▶ **Exercise data**
▶
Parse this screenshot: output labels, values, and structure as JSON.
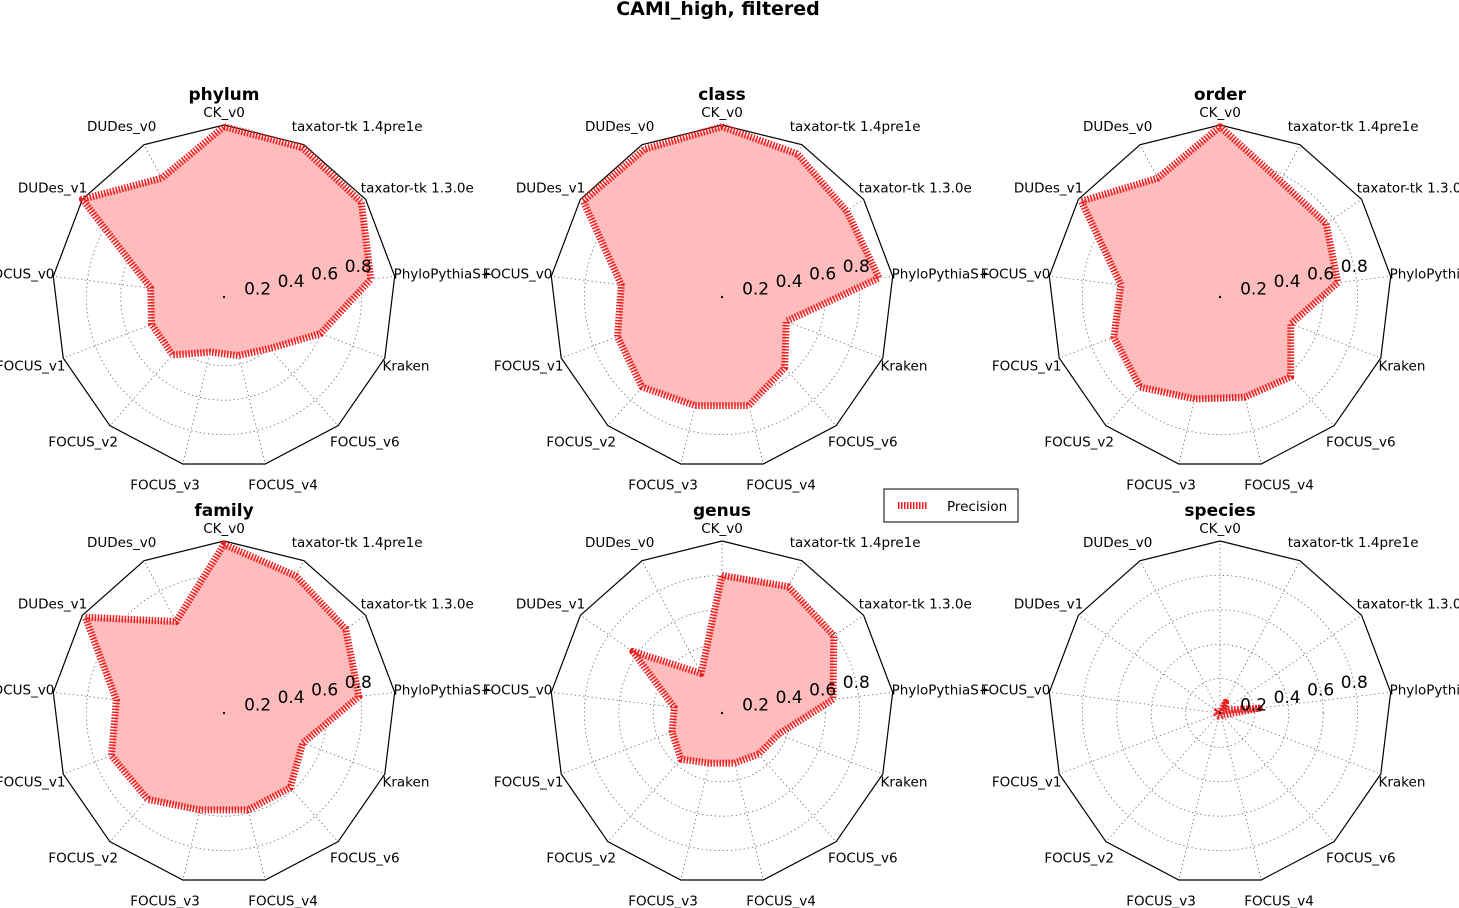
{
  "figure_title": "CAMI_high, filtered",
  "chart_data": {
    "type": "radar",
    "categories": [
      "CK_v0",
      "taxator-tk 1.4pre1e",
      "taxator-tk 1.3.0e",
      "PhyloPythiaS+",
      "Kraken",
      "FOCUS_v6",
      "FOCUS_v4",
      "FOCUS_v3",
      "FOCUS_v2",
      "FOCUS_v1",
      "FOCUS_v0",
      "DUDes_v1",
      "DUDes_v0"
    ],
    "radial_ticks": [
      "0.2",
      "0.4",
      "0.6",
      "0.8"
    ],
    "rlim": [
      0,
      1
    ],
    "legend": {
      "label": "Precision",
      "placement": "center"
    },
    "colors": {
      "line": "#ee1c1c",
      "fill": "#ffbcbc",
      "outline": "#000000",
      "grid": "#555555"
    },
    "panels": [
      {
        "title": "phylum",
        "series": [
          {
            "name": "Precision",
            "values": [
              0.99,
              0.98,
              0.97,
              0.86,
              0.6,
              0.4,
              0.35,
              0.33,
              0.45,
              0.45,
              0.43,
              1.0,
              0.78
            ]
          }
        ]
      },
      {
        "title": "class",
        "series": [
          {
            "name": "Precision",
            "values": [
              0.99,
              0.94,
              0.88,
              0.92,
              0.4,
              0.55,
              0.65,
              0.65,
              0.7,
              0.65,
              0.59,
              0.98,
              0.97
            ]
          }
        ]
      },
      {
        "title": "order",
        "series": [
          {
            "name": "Precision",
            "values": [
              0.99,
              0.76,
              0.75,
              0.69,
              0.44,
              0.62,
              0.6,
              0.61,
              0.7,
              0.66,
              0.58,
              0.98,
              0.78
            ]
          }
        ]
      },
      {
        "title": "family",
        "series": [
          {
            "name": "Precision",
            "values": [
              0.98,
              0.9,
              0.86,
              0.79,
              0.49,
              0.58,
              0.58,
              0.58,
              0.67,
              0.7,
              0.63,
              0.98,
              0.6
            ]
          }
        ]
      },
      {
        "title": "genus",
        "series": [
          {
            "name": "Precision",
            "values": [
              0.8,
              0.83,
              0.79,
              0.65,
              0.35,
              0.32,
              0.3,
              0.3,
              0.36,
              0.31,
              0.28,
              0.63,
              0.26
            ]
          }
        ]
      },
      {
        "title": "species",
        "series": [
          {
            "name": "Precision",
            "values": [
              0.0,
              0.07,
              0.03,
              0.23,
              0.03,
              0.02,
              0.02,
              0.02,
              0.02,
              0.02,
              0.02,
              0.02,
              0.02
            ]
          }
        ]
      }
    ]
  }
}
◀
▶ **Problem description**
Every record above must be given again exactly; drop the pictures.

▶ **Reply to the task**
Parse this screenshot: output labels, values, and structure as JSON.
{
  "figure_title": "CAMI_high, filtered",
  "chart_data": {
    "type": "radar",
    "categories": [
      "CK_v0",
      "taxator-tk 1.4pre1e",
      "taxator-tk 1.3.0e",
      "PhyloPythiaS+",
      "Kraken",
      "FOCUS_v6",
      "FOCUS_v4",
      "FOCUS_v3",
      "FOCUS_v2",
      "FOCUS_v1",
      "FOCUS_v0",
      "DUDes_v1",
      "DUDes_v0"
    ],
    "radial_ticks": [
      "0.2",
      "0.4",
      "0.6",
      "0.8"
    ],
    "rlim": [
      0,
      1
    ],
    "legend": {
      "label": "Precision",
      "placement": "center"
    },
    "colors": {
      "line": "#ee1c1c",
      "fill": "#ffbcbc",
      "outline": "#000000",
      "grid": "#555555"
    },
    "panels": [
      {
        "title": "phylum",
        "series": [
          {
            "name": "Precision",
            "values": [
              0.99,
              0.98,
              0.97,
              0.86,
              0.6,
              0.4,
              0.35,
              0.33,
              0.45,
              0.45,
              0.43,
              1.0,
              0.78
            ]
          }
        ]
      },
      {
        "title": "class",
        "series": [
          {
            "name": "Precision",
            "values": [
              0.99,
              0.94,
              0.88,
              0.92,
              0.4,
              0.55,
              0.65,
              0.65,
              0.7,
              0.65,
              0.59,
              0.98,
              0.97
            ]
          }
        ]
      },
      {
        "title": "order",
        "series": [
          {
            "name": "Precision",
            "values": [
              0.99,
              0.76,
              0.75,
              0.69,
              0.44,
              0.62,
              0.6,
              0.61,
              0.7,
              0.66,
              0.58,
              0.98,
              0.78
            ]
          }
        ]
      },
      {
        "title": "family",
        "series": [
          {
            "name": "Precision",
            "values": [
              0.98,
              0.9,
              0.86,
              0.79,
              0.49,
              0.58,
              0.58,
              0.58,
              0.67,
              0.7,
              0.63,
              0.98,
              0.6
            ]
          }
        ]
      },
      {
        "title": "genus",
        "series": [
          {
            "name": "Precision",
            "values": [
              0.8,
              0.83,
              0.79,
              0.65,
              0.35,
              0.32,
              0.3,
              0.3,
              0.36,
              0.31,
              0.28,
              0.63,
              0.26
            ]
          }
        ]
      },
      {
        "title": "species",
        "series": [
          {
            "name": "Precision",
            "values": [
              0.0,
              0.07,
              0.03,
              0.23,
              0.03,
              0.02,
              0.02,
              0.02,
              0.02,
              0.02,
              0.02,
              0.02,
              0.02
            ]
          }
        ]
      }
    ]
  }
}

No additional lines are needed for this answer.